» WHAT YOU WILL DO: Restate each entry word for word, leaving nothing out.

[Data excerpts]
- - - -

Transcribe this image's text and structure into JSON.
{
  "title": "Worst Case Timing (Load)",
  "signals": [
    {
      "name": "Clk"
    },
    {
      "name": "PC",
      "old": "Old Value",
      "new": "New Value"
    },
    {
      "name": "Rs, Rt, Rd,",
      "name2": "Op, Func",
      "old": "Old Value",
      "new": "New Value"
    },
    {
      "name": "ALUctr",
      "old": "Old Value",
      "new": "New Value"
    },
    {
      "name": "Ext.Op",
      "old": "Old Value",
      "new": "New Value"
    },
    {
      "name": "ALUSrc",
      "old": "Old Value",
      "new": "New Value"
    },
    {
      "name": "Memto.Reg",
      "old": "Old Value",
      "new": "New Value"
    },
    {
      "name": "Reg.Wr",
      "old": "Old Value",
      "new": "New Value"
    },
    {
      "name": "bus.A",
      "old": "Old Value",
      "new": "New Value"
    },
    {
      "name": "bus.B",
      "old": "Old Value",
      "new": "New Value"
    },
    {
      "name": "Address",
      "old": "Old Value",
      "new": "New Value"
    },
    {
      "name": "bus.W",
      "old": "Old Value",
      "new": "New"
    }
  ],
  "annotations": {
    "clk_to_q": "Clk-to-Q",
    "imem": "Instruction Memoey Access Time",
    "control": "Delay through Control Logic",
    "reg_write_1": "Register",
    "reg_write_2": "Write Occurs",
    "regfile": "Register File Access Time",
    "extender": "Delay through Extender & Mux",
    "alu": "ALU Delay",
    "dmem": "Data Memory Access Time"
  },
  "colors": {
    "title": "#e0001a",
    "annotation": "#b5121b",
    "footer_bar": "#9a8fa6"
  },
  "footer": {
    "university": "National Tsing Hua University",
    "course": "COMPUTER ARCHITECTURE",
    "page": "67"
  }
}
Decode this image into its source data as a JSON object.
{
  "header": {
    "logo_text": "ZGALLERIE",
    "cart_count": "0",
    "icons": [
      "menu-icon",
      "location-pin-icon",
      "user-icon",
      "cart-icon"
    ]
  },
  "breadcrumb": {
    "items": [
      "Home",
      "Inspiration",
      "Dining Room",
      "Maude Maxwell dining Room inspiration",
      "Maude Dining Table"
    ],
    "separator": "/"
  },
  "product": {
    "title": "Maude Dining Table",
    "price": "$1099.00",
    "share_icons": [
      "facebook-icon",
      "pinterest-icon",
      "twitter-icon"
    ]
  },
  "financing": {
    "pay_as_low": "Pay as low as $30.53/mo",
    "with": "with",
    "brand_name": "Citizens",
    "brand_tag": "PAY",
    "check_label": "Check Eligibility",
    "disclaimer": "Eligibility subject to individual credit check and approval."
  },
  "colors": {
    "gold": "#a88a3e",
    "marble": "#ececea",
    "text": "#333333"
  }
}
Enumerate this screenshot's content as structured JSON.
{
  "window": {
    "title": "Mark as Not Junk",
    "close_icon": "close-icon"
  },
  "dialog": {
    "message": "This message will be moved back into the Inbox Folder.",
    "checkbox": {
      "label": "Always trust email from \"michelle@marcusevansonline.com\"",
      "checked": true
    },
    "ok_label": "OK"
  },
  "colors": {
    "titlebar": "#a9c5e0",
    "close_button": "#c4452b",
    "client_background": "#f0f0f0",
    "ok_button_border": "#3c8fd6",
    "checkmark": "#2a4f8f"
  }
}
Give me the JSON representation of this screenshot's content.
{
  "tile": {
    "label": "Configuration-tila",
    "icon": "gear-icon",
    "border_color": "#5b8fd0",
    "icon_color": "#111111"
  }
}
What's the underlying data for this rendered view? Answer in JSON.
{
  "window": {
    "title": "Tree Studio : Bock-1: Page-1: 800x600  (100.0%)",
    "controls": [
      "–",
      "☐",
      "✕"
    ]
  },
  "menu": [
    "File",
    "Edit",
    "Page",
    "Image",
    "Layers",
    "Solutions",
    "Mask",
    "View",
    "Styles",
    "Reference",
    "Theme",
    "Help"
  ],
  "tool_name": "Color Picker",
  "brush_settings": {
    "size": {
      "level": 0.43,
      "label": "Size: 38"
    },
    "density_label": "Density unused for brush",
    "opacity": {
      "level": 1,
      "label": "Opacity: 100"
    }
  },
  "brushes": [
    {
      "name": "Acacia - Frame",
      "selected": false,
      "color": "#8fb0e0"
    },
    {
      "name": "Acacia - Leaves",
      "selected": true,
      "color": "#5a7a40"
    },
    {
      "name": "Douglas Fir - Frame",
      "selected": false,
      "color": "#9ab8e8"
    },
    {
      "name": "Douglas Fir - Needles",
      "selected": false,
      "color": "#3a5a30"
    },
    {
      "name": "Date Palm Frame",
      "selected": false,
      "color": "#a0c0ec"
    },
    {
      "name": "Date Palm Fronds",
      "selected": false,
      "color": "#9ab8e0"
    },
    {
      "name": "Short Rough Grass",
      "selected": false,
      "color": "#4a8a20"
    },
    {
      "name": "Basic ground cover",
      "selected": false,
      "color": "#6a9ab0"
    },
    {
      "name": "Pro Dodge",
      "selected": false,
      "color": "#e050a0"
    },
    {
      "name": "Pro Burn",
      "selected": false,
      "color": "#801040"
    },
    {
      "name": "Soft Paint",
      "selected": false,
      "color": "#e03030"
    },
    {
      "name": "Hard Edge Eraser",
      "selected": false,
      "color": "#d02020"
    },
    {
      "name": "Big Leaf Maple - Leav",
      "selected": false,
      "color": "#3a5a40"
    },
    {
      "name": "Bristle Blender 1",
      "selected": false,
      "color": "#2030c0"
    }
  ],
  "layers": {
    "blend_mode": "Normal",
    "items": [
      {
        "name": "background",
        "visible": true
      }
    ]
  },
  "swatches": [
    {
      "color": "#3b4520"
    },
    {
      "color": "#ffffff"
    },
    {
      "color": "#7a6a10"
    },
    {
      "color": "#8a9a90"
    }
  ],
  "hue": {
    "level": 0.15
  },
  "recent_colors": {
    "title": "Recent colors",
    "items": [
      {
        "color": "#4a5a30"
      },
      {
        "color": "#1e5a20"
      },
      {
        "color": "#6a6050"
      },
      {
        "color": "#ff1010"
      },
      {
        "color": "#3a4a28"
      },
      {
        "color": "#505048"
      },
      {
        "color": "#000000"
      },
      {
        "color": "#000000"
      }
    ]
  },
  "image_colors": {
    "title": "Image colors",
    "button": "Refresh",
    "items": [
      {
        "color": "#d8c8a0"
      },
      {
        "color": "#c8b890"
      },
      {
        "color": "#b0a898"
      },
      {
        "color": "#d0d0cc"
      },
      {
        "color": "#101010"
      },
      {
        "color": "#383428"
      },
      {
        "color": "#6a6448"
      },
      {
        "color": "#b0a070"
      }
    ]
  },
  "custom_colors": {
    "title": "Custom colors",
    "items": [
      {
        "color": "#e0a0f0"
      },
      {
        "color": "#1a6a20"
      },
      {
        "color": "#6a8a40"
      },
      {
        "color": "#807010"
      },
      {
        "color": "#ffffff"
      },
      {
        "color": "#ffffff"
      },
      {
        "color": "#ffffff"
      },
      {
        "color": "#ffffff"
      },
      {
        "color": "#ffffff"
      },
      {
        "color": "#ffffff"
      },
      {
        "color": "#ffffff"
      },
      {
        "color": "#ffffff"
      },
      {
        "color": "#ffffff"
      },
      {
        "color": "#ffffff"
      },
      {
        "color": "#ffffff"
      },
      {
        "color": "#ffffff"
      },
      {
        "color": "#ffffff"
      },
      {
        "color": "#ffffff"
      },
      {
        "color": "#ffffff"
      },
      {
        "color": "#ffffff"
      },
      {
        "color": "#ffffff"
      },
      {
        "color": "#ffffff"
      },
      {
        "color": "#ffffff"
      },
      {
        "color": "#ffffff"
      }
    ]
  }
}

- - - -

» CORRECT RESPONSE:
Transcribe this image's text and structure into JSON.
{
  "title": "Worst Case Timing (Load)",
  "signals": [
    {
      "name": "Clk"
    },
    {
      "name": "PC",
      "old": "Old Value",
      "new": "New Value"
    },
    {
      "name": "Rs, Rt, Rd,",
      "name2": "Op, Func",
      "old": "Old Value",
      "new": "New Value"
    },
    {
      "name": "ALUctr",
      "old": "Old Value",
      "new": "New Value"
    },
    {
      "name": "Ext.Op",
      "old": "Old Value",
      "new": "New Value"
    },
    {
      "name": "ALUSrc",
      "old": "Old Value",
      "new": "New Value"
    },
    {
      "name": "Memto.Reg",
      "old": "Old Value",
      "new": "New Value"
    },
    {
      "name": "Reg.Wr",
      "old": "Old Value",
      "new": "New Value"
    },
    {
      "name": "bus.A",
      "old": "Old Value",
      "new": "New Value"
    },
    {
      "name": "bus.B",
      "old": "Old Value",
      "new": "New Value"
    },
    {
      "name": "Address",
      "old": "Old Value",
      "new": "New Value"
    },
    {
      "name": "bus.W",
      "old": "Old Value",
      "new": "New"
    }
  ],
  "annotations": {
    "clk_to_q": "Clk-to-Q",
    "imem": "Instruction Memoey Access Time",
    "control": "Delay through Control Logic",
    "reg_write_1": "Register",
    "reg_write_2": "Write Occurs",
    "regfile": "Register File Access Time",
    "extender": "Delay through Extender & Mux",
    "alu": "ALU Delay",
    "dmem": "Data Memory Access Time"
  },
  "colors": {
    "title": "#e0001a",
    "annotation": "#b5121b",
    "footer_bar": "#9a8fa6"
  },
  "footer": {
    "university": "National Tsing Hua University",
    "course": "COMPUTER ARCHITECTURE",
    "page": "67"
  }
}
Decode this image into its source data as a JSON object.
{
  "header": {
    "logo_text": "ZGALLERIE",
    "cart_count": "0",
    "icons": [
      "menu-icon",
      "location-pin-icon",
      "user-icon",
      "cart-icon"
    ]
  },
  "breadcrumb": {
    "items": [
      "Home",
      "Inspiration",
      "Dining Room",
      "Maude Maxwell dining Room inspiration",
      "Maude Dining Table"
    ],
    "separator": "/"
  },
  "product": {
    "title": "Maude Dining Table",
    "price": "$1099.00",
    "share_icons": [
      "facebook-icon",
      "pinterest-icon",
      "twitter-icon"
    ]
  },
  "financing": {
    "pay_as_low": "Pay as low as $30.53/mo",
    "with": "with",
    "brand_name": "Citizens",
    "brand_tag": "PAY",
    "check_label": "Check Eligibility",
    "disclaimer": "Eligibility subject to individual credit check and approval."
  },
  "colors": {
    "gold": "#a88a3e",
    "marble": "#ececea",
    "text": "#333333"
  }
}
Enumerate this screenshot's content as structured JSON.
{
  "window": {
    "title": "Mark as Not Junk",
    "close_icon": "close-icon"
  },
  "dialog": {
    "message": "This message will be moved back into the Inbox Folder.",
    "checkbox": {
      "label": "Always trust email from \"michelle@marcusevansonline.com\"",
      "checked": true
    },
    "ok_label": "OK"
  },
  "colors": {
    "titlebar": "#a9c5e0",
    "close_button": "#c4452b",
    "client_background": "#f0f0f0",
    "ok_button_border": "#3c8fd6",
    "checkmark": "#2a4f8f"
  }
}
Give me the JSON representation of this screenshot's content.
{
  "tile": {
    "label": "Configuration-tila",
    "icon": "gear-icon",
    "border_color": "#5b8fd0",
    "icon_color": "#111111"
  }
}
What's the underlying data for this rendered view? Answer in JSON.
{
  "window": {
    "title": "Tree Studio : Bock-1: Page-1: 800x600  (100.0%)",
    "controls": [
      "–",
      "☐",
      "✕"
    ]
  },
  "menu": [
    "File",
    "Edit",
    "Page",
    "Image",
    "Layers",
    "Solutions",
    "Mask",
    "View",
    "Styles",
    "Reference",
    "Theme",
    "Help"
  ],
  "tool_name": "Color Picker",
  "brush_settings": {
    "size": {
      "level": 0.43,
      "label": "Size: 38"
    },
    "density_label": "Density unused for brush",
    "opacity": {
      "level": 1,
      "label": "Opacity: 100"
    }
  },
  "brushes": [
    {
      "name": "Acacia - Frame",
      "selected": false,
      "color": "#8fb0e0"
    },
    {
      "name": "Acacia - Leaves",
      "selected": true,
      "color": "#5a7a40"
    },
    {
      "name": "Douglas Fir - Frame",
      "selected": false,
      "color": "#9ab8e8"
    },
    {
      "name": "Douglas Fir - Needles",
      "selected": false,
      "color": "#3a5a30"
    },
    {
      "name": "Date Palm Frame",
      "selected": false,
      "color": "#a0c0ec"
    },
    {
      "name": "Date Palm Fronds",
      "selected": false,
      "color": "#9ab8e0"
    },
    {
      "name": "Short Rough Grass",
      "selected": false,
      "color": "#4a8a20"
    },
    {
      "name": "Basic ground cover",
      "selected": false,
      "color": "#6a9ab0"
    },
    {
      "name": "Pro Dodge",
      "selected": false,
      "color": "#e050a0"
    },
    {
      "name": "Pro Burn",
      "selected": false,
      "color": "#801040"
    },
    {
      "name": "Soft Paint",
      "selected": false,
      "color": "#e03030"
    },
    {
      "name": "Hard Edge Eraser",
      "selected": false,
      "color": "#d02020"
    },
    {
      "name": "Big Leaf Maple - Leav",
      "selected": false,
      "color": "#3a5a40"
    },
    {
      "name": "Bristle Blender 1",
      "selected": false,
      "color": "#2030c0"
    }
  ],
  "layers": {
    "blend_mode": "Normal",
    "items": [
      {
        "name": "background",
        "visible": true
      }
    ]
  },
  "swatches": [
    {
      "color": "#3b4520"
    },
    {
      "color": "#ffffff"
    },
    {
      "color": "#7a6a10"
    },
    {
      "color": "#8a9a90"
    }
  ],
  "hue": {
    "level": 0.15
  },
  "recent_colors": {
    "title": "Recent colors",
    "items": [
      {
        "color": "#4a5a30"
      },
      {
        "color": "#1e5a20"
      },
      {
        "color": "#6a6050"
      },
      {
        "color": "#ff1010"
      },
      {
        "color": "#3a4a28"
      },
      {
        "color": "#505048"
      },
      {
        "color": "#000000"
      },
      {
        "color": "#000000"
      }
    ]
  },
  "image_colors": {
    "title": "Image colors",
    "button": "Refresh",
    "items": [
      {
        "color": "#d8c8a0"
      },
      {
        "color": "#c8b890"
      },
      {
        "color": "#b0a898"
      },
      {
        "color": "#d0d0cc"
      },
      {
        "color": "#101010"
      },
      {
        "color": "#383428"
      },
      {
        "color": "#6a6448"
      },
      {
        "color": "#b0a070"
      }
    ]
  },
  "custom_colors": {
    "title": "Custom colors",
    "items": [
      {
        "color": "#e0a0f0"
      },
      {
        "color": "#1a6a20"
      },
      {
        "color": "#6a8a40"
      },
      {
        "color": "#807010"
      },
      {
        "color": "#ffffff"
      },
      {
        "color": "#ffffff"
      },
      {
        "color": "#ffffff"
      },
      {
        "color": "#ffffff"
      },
      {
        "color": "#ffffff"
      },
      {
        "color": "#ffffff"
      },
      {
        "color": "#ffffff"
      },
      {
        "color": "#ffffff"
      },
      {
        "color": "#ffffff"
      },
      {
        "color": "#ffffff"
      },
      {
        "color": "#ffffff"
      },
      {
        "color": "#ffffff"
      },
      {
        "color": "#ffffff"
      },
      {
        "color": "#ffffff"
      },
      {
        "color": "#ffffff"
      },
      {
        "color": "#ffffff"
      },
      {
        "color": "#ffffff"
      },
      {
        "color": "#ffffff"
      },
      {
        "color": "#ffffff"
      },
      {
        "color": "#ffffff"
      }
    ]
  }
}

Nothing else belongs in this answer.